--- STUDY TEXT ---
■ ■ ■ ■ ■
In the end, then, the problem is not the vitriolic reaction to Judt, but the cognitive dissonance that plagues the Israeli right. Jewish hawks love to claim that Labor’s Oslo policies transformed the West Bank into a new Lebanon, violent and ungovernable. Now Likud lawmakers are proposing to extend the chaos into Israel proper by recreating a failed, Beirut-style model of religious power-sharing.
This intellectual blindness can also been seen in the right’s reaction to Soros, who in a November 5 address to the Jewish Funders Network, claimed that Israeli and American policies “contribute” to the “resurgence of antisemitism.” His remarks, published by the Jewish Telegraphic Agency under the headline “Soros Blames Jews for Anti-Semitism” (it was later amended to “Soros Blames Israel for Anti-Semitism”), touched off a flood tide of venomous attacks, many of them ad hominem screeds and frequently misstating what he actually said.
Exhibit A: the November 20 opinion essay on Soros by veteran editor Amotz Asa-El in the hawkish Jerusalem Post. In his zeal to slam Soros, Asa-El produced a column that at times sounded remarkably similar to the screed posted on the conservative Web site GOPUSA.com, which referred to Soros as a “descendant of Shylock.” The main difference was that the pro-Republican Web site quickly removed the offensive article, penned by an Internet scribe known as “Sartre,” while the Post seems to have no second thoughts about keeping Asa-El’s piece displayed prominently on its home page.
■ ■ ■ ■ ■
Data items:
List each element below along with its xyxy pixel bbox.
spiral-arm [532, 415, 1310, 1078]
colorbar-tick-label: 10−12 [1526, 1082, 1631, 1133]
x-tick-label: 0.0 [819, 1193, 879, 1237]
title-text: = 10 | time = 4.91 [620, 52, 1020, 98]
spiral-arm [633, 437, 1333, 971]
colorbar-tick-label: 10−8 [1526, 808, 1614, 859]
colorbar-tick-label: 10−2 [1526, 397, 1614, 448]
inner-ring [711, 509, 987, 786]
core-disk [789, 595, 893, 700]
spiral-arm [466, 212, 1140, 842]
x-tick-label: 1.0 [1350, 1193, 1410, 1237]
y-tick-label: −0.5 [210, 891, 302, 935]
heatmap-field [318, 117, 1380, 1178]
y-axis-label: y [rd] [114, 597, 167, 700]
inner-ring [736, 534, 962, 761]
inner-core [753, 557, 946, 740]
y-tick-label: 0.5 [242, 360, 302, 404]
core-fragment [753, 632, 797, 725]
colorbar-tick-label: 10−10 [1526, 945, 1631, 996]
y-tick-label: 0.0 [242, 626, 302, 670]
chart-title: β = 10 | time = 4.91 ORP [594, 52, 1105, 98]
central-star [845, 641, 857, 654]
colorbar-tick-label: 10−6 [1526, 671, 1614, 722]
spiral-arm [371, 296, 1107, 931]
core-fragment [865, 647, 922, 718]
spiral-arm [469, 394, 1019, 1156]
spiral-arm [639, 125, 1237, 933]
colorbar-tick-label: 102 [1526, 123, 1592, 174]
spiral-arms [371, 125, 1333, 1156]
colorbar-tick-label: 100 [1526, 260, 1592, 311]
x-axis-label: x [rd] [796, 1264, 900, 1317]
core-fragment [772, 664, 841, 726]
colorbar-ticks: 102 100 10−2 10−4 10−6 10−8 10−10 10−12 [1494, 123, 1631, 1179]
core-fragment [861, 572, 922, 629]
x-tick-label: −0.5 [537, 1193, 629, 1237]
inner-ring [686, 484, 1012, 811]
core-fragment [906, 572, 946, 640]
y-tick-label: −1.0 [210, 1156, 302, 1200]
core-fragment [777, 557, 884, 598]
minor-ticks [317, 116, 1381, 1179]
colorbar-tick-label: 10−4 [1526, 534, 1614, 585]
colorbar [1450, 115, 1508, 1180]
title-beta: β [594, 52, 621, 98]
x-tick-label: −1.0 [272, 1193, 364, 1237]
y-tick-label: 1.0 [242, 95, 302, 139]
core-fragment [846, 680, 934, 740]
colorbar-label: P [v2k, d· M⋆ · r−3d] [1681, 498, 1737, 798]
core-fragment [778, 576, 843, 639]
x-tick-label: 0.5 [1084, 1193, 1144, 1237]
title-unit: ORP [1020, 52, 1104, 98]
■ ■ ■ ■ ■
--- WORK INSTRUCTIONS ---
a – Return the part of the commentary on the Israeli right starting with "This intellectual blindness" and going on through "he actually said.".
b – Please translate this sentence from the commentary on the Israeli right into Spanish: "Jewish hawks love to claim that Labor’s Oslo policies transformed the West Bank into a new Lebanon, violent and ungovernable."

--- SOLUTIONS TO THE EXERCISE ---
a –
This intellectual blindness can also been seen in the right’s reaction to Soros, who in a November 5 address to the Jewish Funders Network, claimed that Israeli and American policies “contribute” to the “resurgence of antisemitism.” His remarks, published by the Jewish Telegraphic Agency under the headline “Soros Blames Jews for Anti-Semitism” (it was later amended to “Soros Blames Israel for Anti-Semitism”), touched off a flood tide of venomous attacks, many of them ad hominem screeds and frequently misstating what he actually said.

b – A los halcones judíos les encanta afirmar que las políticas de Oslo del Partido Laborista transformaron Cisjordania en un nuevo Líbano, violento e ingobernable.